▶ [INSTRUCTIONS TO FOLLOW] Note each line where "equation" appears, and copy it.

-- Start STORED ROWS --

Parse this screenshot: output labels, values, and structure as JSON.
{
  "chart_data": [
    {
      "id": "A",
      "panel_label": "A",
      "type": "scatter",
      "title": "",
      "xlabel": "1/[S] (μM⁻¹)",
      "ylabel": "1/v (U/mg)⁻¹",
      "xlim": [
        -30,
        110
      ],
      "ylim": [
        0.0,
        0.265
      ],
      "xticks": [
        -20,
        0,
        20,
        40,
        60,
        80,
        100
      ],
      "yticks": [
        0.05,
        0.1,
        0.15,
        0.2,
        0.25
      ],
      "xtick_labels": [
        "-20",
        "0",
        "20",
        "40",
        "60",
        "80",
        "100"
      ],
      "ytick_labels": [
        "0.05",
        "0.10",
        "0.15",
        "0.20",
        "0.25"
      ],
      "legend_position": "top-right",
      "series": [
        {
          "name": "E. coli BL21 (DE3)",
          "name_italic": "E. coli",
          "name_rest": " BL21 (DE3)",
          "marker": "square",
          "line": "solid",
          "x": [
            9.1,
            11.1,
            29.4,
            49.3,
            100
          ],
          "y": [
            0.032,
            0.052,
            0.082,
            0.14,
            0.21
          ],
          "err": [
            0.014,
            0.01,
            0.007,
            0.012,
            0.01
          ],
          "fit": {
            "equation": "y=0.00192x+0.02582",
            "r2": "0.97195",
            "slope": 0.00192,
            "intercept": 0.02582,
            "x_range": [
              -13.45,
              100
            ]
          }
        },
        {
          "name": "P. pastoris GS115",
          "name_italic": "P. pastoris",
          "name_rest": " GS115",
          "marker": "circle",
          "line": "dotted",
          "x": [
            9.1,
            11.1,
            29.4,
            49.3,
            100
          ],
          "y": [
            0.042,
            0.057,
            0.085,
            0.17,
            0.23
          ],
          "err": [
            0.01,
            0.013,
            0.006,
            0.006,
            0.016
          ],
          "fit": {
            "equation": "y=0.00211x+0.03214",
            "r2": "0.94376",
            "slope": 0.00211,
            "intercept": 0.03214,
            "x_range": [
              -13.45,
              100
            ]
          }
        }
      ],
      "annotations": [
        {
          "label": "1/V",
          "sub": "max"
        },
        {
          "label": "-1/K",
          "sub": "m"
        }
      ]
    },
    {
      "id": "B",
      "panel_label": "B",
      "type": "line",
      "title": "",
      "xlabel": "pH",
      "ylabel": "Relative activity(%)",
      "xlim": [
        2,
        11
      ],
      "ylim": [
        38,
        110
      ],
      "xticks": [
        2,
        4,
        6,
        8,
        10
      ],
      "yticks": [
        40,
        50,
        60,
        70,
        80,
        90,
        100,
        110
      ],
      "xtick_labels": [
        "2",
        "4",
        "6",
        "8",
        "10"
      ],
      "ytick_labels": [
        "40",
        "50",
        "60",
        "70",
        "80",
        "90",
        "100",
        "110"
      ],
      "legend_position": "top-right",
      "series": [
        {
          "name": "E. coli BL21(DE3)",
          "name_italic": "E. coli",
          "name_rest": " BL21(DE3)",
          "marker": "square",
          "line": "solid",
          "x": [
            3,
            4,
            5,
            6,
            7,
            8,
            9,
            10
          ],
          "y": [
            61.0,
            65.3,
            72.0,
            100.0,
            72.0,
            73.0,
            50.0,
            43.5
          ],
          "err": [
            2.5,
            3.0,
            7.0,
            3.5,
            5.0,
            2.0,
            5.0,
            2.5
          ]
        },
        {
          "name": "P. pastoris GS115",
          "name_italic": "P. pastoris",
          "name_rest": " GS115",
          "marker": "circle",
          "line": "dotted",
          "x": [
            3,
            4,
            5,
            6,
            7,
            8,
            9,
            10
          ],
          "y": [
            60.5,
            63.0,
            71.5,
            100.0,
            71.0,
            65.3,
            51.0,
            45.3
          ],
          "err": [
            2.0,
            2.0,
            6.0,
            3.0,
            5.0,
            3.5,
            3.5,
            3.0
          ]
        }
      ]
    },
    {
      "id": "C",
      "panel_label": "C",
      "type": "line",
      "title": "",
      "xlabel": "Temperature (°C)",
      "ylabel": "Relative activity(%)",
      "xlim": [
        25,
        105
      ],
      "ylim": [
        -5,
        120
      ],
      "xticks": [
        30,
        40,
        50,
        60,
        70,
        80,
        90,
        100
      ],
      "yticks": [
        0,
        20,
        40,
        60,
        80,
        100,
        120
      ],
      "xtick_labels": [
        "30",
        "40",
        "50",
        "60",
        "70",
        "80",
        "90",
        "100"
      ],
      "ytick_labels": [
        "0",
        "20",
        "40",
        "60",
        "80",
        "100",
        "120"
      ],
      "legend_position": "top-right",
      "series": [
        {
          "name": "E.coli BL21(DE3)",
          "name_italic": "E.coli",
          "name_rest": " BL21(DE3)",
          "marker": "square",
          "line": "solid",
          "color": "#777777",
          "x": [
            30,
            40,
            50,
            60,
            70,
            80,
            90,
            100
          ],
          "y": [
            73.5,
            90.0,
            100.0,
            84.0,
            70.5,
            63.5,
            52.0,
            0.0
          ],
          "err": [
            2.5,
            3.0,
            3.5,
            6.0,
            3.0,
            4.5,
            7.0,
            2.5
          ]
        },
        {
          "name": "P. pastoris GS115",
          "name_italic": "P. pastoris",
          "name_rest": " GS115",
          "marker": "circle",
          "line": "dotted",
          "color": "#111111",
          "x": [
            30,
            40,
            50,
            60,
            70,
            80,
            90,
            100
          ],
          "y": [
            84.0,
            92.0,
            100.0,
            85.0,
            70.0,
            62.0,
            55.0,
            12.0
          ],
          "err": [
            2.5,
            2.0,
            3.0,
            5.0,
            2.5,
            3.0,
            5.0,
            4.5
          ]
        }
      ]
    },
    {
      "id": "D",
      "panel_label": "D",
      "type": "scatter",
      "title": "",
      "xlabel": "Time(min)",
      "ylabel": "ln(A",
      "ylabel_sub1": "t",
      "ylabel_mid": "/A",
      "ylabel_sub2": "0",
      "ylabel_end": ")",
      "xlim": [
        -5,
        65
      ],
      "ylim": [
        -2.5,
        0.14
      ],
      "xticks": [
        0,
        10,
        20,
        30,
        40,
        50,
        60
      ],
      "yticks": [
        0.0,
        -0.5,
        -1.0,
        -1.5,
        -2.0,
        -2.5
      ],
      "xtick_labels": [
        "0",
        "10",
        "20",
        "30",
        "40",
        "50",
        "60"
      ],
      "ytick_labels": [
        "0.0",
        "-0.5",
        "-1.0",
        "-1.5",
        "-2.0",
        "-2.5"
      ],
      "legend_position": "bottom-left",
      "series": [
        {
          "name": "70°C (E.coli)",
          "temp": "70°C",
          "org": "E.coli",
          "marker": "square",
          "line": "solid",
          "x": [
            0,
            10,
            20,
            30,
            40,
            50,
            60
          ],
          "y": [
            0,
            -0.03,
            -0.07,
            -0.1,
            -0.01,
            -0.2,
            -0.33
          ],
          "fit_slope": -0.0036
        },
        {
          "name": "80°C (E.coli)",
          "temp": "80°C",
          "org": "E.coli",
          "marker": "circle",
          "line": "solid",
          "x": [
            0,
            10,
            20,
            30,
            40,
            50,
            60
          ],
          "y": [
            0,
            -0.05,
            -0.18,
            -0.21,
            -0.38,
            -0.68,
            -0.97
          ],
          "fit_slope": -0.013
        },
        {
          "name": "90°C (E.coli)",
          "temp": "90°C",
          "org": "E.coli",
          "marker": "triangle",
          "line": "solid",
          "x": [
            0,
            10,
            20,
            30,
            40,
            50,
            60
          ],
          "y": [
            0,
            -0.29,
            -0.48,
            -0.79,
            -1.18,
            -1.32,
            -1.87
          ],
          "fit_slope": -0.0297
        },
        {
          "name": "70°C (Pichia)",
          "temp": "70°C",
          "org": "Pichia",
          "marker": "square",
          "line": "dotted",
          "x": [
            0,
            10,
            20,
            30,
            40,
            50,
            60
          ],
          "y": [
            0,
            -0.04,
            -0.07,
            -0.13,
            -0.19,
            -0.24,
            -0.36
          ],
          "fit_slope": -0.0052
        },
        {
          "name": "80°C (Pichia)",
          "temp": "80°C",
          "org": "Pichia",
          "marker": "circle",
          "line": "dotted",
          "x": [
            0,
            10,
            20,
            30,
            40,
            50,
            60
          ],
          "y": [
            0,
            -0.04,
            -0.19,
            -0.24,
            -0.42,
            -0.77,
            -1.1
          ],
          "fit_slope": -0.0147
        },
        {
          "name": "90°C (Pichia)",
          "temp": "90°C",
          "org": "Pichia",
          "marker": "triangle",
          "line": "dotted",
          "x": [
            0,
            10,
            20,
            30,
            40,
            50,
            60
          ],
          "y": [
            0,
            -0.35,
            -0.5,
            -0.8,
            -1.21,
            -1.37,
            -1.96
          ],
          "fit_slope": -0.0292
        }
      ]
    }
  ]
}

-- End STORED ROWS --

▶ [RESPONSE TO THE EXERCISE]
            "equation": "y=0.00192x+0.02582",
            "equation": "y=0.00211x+0.03214",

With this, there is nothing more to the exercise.